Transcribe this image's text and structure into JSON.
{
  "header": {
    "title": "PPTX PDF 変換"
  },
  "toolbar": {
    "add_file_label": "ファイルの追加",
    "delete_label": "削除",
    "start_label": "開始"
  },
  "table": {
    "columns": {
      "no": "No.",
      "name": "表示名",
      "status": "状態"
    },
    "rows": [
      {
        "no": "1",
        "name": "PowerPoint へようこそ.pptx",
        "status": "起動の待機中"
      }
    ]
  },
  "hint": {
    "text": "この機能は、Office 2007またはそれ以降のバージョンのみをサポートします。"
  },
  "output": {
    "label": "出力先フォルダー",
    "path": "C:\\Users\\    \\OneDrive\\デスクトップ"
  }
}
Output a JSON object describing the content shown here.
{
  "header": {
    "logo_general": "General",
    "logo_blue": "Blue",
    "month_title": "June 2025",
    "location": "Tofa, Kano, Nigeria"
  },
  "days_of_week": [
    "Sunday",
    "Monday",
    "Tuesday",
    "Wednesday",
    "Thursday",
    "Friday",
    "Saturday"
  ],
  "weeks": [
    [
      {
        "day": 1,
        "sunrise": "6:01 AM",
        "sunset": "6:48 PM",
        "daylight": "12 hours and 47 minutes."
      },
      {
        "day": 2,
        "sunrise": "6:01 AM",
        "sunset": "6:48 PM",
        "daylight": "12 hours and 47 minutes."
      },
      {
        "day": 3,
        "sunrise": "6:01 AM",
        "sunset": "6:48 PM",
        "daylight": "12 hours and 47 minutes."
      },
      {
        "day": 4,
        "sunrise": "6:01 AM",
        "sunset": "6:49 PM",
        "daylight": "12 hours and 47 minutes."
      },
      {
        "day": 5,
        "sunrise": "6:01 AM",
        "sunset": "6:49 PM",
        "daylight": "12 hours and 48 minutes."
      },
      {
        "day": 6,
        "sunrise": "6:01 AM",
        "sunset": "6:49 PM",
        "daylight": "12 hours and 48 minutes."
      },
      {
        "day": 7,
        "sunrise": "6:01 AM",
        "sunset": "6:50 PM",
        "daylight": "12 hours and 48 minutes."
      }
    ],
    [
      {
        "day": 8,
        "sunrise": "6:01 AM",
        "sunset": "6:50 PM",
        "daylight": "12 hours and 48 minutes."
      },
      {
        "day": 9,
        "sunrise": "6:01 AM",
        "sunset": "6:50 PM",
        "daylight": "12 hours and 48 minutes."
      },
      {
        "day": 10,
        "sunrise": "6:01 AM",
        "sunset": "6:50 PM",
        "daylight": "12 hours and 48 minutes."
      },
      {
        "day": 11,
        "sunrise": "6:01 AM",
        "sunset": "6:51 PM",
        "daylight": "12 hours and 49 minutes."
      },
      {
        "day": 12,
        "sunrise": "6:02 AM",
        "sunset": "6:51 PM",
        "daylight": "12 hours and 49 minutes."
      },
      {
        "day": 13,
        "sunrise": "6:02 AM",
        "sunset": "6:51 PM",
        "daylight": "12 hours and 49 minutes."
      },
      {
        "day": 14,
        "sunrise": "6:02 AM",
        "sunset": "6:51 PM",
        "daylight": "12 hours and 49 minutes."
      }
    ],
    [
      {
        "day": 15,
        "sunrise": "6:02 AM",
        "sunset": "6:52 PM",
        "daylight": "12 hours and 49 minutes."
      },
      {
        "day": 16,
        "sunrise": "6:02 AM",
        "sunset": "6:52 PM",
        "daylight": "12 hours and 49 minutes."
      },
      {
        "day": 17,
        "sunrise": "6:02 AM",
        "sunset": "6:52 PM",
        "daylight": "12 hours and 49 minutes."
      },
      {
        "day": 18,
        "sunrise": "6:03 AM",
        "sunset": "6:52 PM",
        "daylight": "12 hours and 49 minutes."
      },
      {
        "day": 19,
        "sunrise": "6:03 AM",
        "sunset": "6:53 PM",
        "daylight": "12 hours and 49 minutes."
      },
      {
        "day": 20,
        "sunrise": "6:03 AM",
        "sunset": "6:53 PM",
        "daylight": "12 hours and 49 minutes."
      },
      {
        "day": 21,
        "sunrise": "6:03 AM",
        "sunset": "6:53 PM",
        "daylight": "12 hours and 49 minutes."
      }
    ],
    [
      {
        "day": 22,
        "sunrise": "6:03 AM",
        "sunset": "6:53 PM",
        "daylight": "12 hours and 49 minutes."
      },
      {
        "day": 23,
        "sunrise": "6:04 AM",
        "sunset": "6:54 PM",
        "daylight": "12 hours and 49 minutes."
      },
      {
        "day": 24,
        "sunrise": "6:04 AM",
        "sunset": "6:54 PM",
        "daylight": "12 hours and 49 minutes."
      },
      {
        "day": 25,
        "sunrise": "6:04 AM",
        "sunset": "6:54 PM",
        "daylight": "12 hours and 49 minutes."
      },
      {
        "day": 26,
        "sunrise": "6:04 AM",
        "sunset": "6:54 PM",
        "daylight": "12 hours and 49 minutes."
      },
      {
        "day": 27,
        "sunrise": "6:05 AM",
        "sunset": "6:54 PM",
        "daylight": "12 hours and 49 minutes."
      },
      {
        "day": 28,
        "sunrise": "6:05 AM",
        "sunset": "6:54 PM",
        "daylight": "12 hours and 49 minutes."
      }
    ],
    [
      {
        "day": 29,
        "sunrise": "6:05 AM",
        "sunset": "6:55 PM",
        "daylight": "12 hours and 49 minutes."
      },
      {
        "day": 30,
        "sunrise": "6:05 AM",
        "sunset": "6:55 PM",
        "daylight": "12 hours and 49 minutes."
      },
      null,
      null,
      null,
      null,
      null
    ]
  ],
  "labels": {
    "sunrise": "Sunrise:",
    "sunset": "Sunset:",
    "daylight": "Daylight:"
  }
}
◆ ◆ ◆ ◆ ◆
STATED TASK: Count the lines that hold the string "JSON" and state that number alone.

TASK RESPONSE: 2